[Items from a figure collection]
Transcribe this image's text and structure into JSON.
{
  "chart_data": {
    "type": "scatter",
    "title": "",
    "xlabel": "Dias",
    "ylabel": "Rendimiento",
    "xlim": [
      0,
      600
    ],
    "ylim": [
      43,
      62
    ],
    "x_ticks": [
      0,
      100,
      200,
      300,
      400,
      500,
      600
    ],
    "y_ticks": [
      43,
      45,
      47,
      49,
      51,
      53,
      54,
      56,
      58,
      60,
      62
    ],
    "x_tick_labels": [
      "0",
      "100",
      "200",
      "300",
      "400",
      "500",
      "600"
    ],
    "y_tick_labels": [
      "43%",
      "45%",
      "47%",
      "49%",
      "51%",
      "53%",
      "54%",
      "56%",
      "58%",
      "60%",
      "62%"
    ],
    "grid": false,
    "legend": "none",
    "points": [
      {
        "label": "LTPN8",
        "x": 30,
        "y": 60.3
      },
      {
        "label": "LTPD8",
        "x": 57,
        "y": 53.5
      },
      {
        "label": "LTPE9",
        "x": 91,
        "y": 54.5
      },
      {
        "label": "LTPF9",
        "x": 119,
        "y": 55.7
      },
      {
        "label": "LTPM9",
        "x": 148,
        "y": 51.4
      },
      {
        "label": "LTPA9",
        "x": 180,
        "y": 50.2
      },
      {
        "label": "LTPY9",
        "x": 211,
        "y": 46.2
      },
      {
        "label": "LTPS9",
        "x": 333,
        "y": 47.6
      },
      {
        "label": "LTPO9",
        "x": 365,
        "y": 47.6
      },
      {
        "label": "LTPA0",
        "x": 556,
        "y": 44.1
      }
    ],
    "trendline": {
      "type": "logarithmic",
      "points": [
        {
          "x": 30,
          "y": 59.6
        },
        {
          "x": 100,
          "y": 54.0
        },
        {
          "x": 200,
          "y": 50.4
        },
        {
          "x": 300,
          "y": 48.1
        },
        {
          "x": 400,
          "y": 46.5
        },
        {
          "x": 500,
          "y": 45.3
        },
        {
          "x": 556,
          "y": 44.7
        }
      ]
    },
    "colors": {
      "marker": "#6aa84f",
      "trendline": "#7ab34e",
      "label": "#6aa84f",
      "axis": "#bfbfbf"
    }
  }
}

* * *

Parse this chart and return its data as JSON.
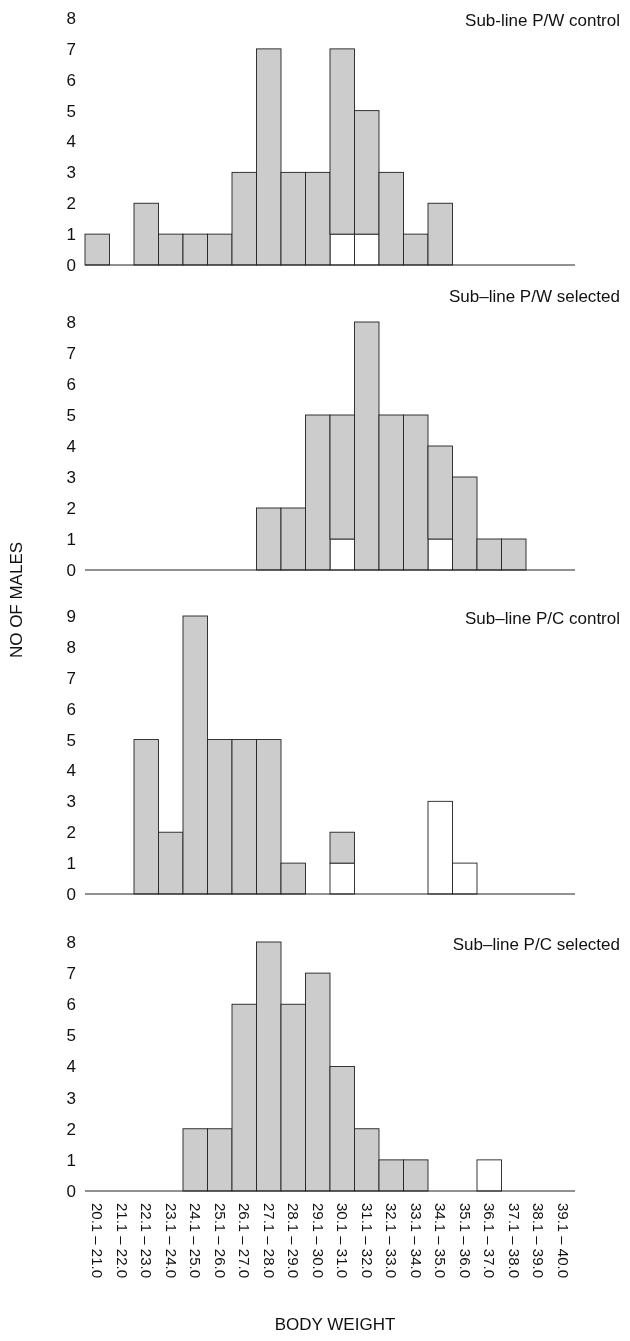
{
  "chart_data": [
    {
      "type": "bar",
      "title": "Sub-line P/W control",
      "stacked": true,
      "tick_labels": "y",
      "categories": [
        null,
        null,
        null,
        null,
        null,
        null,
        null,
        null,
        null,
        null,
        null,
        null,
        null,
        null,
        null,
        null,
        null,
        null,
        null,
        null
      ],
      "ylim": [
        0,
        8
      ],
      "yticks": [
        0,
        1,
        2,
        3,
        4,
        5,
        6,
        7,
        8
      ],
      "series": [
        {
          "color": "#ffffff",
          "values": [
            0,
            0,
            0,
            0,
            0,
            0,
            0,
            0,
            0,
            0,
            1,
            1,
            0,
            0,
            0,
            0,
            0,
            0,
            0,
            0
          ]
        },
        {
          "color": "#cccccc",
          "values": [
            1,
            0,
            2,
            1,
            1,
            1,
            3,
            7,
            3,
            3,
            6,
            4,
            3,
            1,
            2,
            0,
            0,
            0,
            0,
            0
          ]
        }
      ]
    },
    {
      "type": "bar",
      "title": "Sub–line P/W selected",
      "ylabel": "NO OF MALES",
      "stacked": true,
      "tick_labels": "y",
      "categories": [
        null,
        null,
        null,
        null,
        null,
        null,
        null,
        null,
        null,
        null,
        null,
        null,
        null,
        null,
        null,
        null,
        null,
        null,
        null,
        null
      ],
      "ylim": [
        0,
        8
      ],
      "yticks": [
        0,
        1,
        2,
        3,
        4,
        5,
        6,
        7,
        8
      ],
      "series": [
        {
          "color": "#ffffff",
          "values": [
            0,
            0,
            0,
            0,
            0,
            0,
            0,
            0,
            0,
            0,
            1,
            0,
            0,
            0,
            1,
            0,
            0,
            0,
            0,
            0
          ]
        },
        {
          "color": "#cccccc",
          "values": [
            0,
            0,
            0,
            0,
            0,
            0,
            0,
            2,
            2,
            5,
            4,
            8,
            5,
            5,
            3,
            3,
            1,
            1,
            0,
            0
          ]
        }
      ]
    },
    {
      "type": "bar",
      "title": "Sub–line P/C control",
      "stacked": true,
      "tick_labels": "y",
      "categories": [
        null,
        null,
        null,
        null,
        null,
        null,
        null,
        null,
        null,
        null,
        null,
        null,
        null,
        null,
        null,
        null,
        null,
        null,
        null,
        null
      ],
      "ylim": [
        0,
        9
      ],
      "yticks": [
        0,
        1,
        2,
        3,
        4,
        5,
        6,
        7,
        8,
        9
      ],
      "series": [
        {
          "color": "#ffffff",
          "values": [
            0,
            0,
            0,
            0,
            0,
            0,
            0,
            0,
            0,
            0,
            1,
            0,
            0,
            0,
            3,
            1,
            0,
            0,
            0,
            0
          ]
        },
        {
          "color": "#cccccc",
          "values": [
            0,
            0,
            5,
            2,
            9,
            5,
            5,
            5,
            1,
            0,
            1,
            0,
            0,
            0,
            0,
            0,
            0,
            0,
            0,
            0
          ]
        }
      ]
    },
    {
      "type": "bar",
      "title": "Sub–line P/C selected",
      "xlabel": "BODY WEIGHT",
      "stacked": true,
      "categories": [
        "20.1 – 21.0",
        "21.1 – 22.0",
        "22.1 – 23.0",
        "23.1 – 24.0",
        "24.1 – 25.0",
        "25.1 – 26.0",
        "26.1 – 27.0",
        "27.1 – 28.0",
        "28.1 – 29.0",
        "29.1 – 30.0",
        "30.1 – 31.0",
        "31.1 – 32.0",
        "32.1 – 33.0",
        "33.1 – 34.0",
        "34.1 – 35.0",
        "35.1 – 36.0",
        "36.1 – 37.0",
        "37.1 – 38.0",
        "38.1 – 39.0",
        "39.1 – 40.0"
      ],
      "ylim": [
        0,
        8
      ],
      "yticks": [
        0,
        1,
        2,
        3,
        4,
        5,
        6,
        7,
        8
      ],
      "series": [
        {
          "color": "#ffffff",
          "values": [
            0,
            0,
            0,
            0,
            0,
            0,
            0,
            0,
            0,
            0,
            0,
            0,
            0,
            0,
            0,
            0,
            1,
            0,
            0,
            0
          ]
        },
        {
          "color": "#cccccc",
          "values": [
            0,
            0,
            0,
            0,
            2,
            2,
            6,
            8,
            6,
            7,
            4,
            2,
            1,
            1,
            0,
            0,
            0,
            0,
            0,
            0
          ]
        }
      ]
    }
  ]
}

#### Task brief
Every line that holds the string "ylabel" should be returned.

#### Reply to the task
    "ylabel": "Rendimiento",
      "ylabel": "NO OF MALES",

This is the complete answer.